● **TASK REQUIREMENTS**
Would you transcribe the listing that follows, character for character, and omit its images?

● **SUPPLIED RECORDS**
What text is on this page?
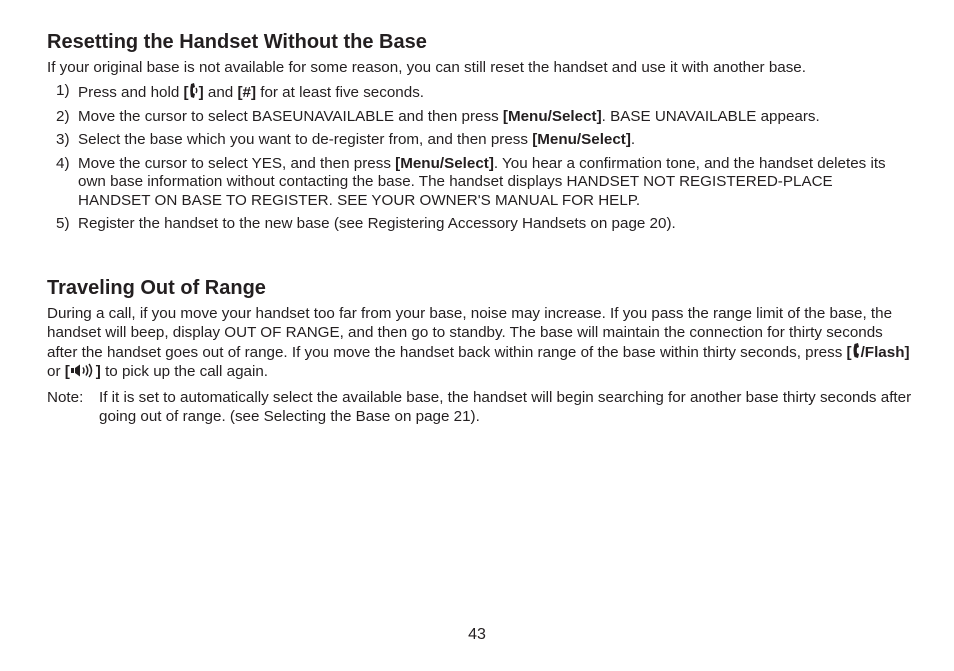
Resetting the Handset Without the Base

If your original base is not available for some reason, you can still reset the handset and use it with another base.

1) Press and hold [ ] and [#] for at least five seconds.
2) Move the cursor to select BASEUNAVAILABLE and then press [Menu/Select]. BASE UNAVAILABLE appears.
3) Select the base which you want to de-register from, and then press [Menu/Select].
4) Move the cursor to select YES, and then press [Menu/Select]. You hear a confirmation tone, and the handset deletes its own base information without contacting the base. The handset displays HANDSET NOT REGISTERED-PLACE HANDSET ON BASE TO REGISTER. SEE YOUR OWNER'S MANUAL FOR HELP.
5) Register the handset to the new base (see Registering Accessory Handsets on page 20).
Traveling Out of Range

During a call, if you move your handset too far from your base, noise may increase. If you pass the range limit of the base, the handset will beep, display OUT OF RANGE, and then go to standby. The base will maintain the connection for thirty seconds after the handset goes out of range. If you move the handset back within range of the base within thirty seconds, press [ /Flash] or [ ] to pick up the call again.

Note:	If it is set to automatically select the available base, the handset will begin searching for another base thirty seconds after going out of range. (see Selecting the Base on page 21).

43
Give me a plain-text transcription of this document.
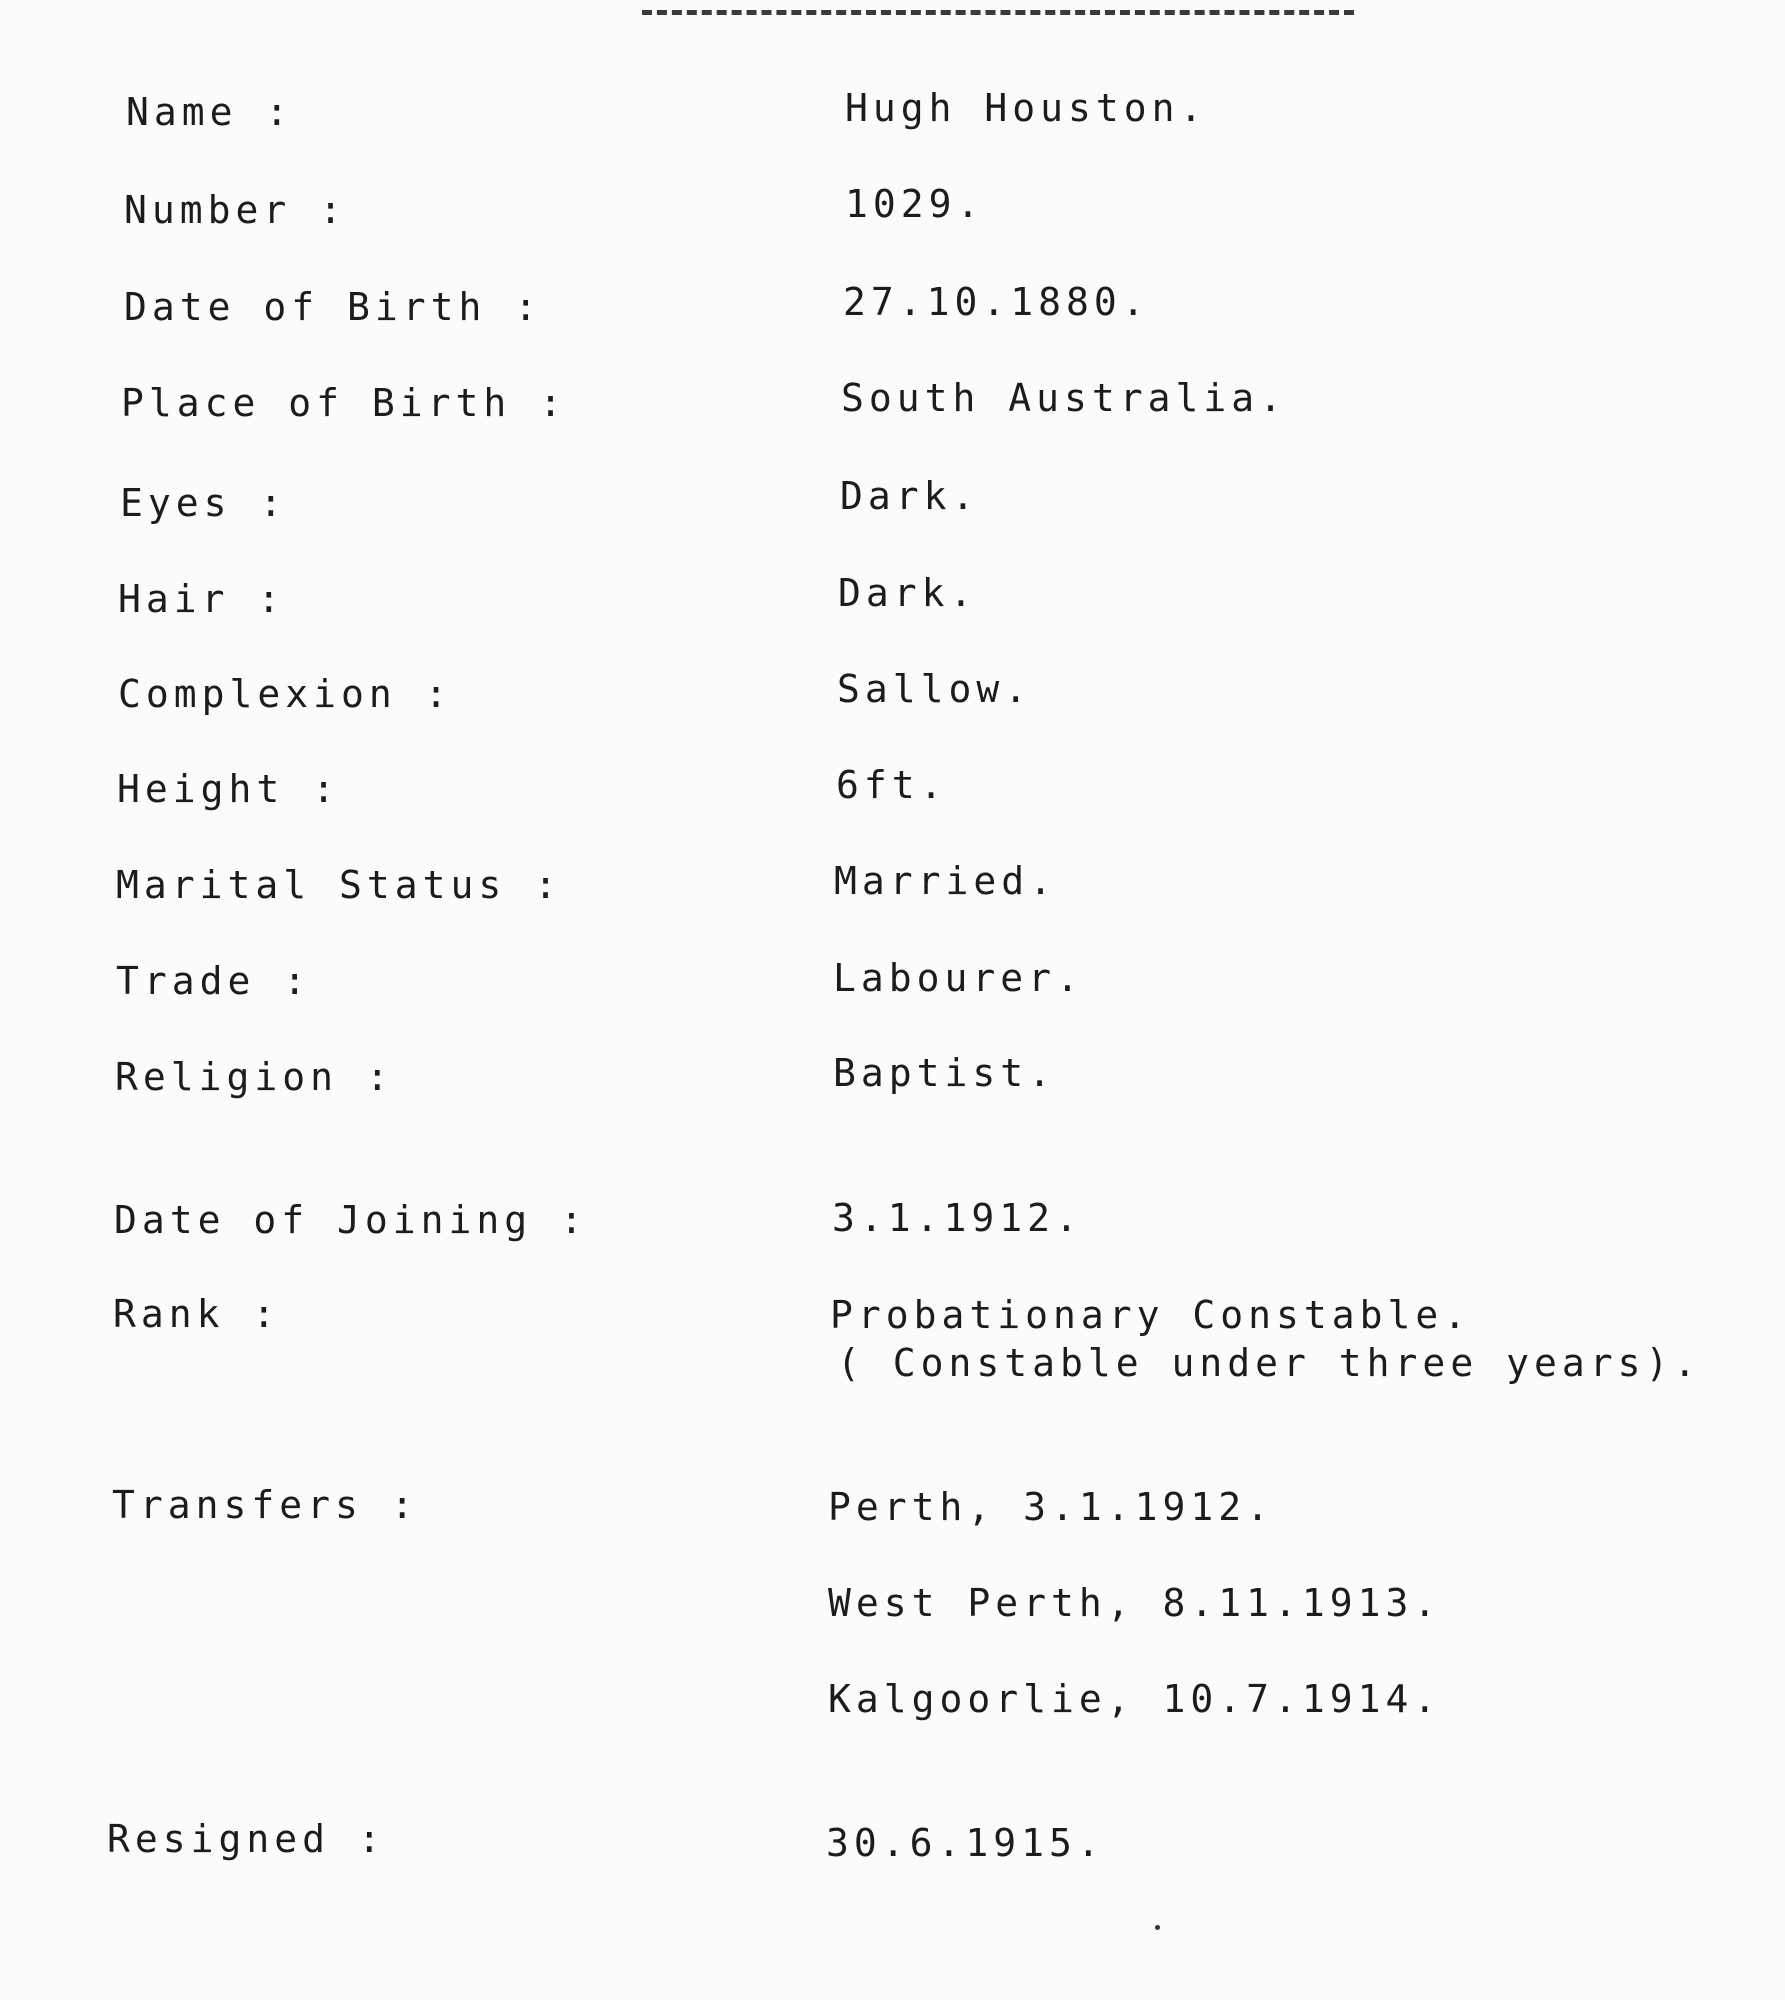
Name :	Hugh Houston.
Number :	1029.
Date of Birth :	27.10.1880.
Place of Birth :	South Australia.
Eyes :	Dark.
Hair :	Dark.
Complexion :	Sallow.
Height :	6ft.
Marital Status :	Married.
Trade :	Labourer.
Religion :	Baptist.
Date of Joining :	3.1.1912.
Rank :	Probationary Constable.
( Constable under three years).
Transfers :	Perth, 3.1.1912.
West Perth, 8.11.1913.
Kalgoorlie, 10.7.1914.
Resigned :	30.6.1915.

● **EXERCISE RESPONSE**
What text is on this page?
Resetting the Handset Without the Base

If your original base is not available for some reason, you can still reset the handset and use it with another base.

1) Press and hold [ ] and [#] for at least five seconds.
2) Move the cursor to select BASEUNAVAILABLE and then press [Menu/Select]. BASE UNAVAILABLE appears.
3) Select the base which you want to de-register from, and then press [Menu/Select].
4) Move the cursor to select YES, and then press [Menu/Select]. You hear a confirmation tone, and the handset deletes its own base information without contacting the base. The handset displays HANDSET NOT REGISTERED-PLACE HANDSET ON BASE TO REGISTER. SEE YOUR OWNER'S MANUAL FOR HELP.
5) Register the handset to the new base (see Registering Accessory Handsets on page 20).
Traveling Out of Range

During a call, if you move your handset too far from your base, noise may increase. If you pass the range limit of the base, the handset will beep, display OUT OF RANGE, and then go to standby. The base will maintain the connection for thirty seconds after the handset goes out of range. If you move the handset back within range of the base within thirty seconds, press [ /Flash] or [ ] to pick up the call again.

Note:	If it is set to automatically select the available base, the handset will begin searching for another base thirty seconds after going out of range. (see Selecting the Base on page 21).

43
Give me a plain-text transcription of this document.
Name :	Hugh Houston.
Number :	1029.
Date of Birth :	27.10.1880.
Place of Birth :	South Australia.
Eyes :	Dark.
Hair :	Dark.
Complexion :	Sallow.
Height :	6ft.
Marital Status :	Married.
Trade :	Labourer.
Religion :	Baptist.
Date of Joining :	3.1.1912.
Rank :	Probationary Constable.
( Constable under three years).
Transfers :	Perth, 3.1.1912.
West Perth, 8.11.1913.
Kalgoorlie, 10.7.1914.
Resigned :	30.6.1915.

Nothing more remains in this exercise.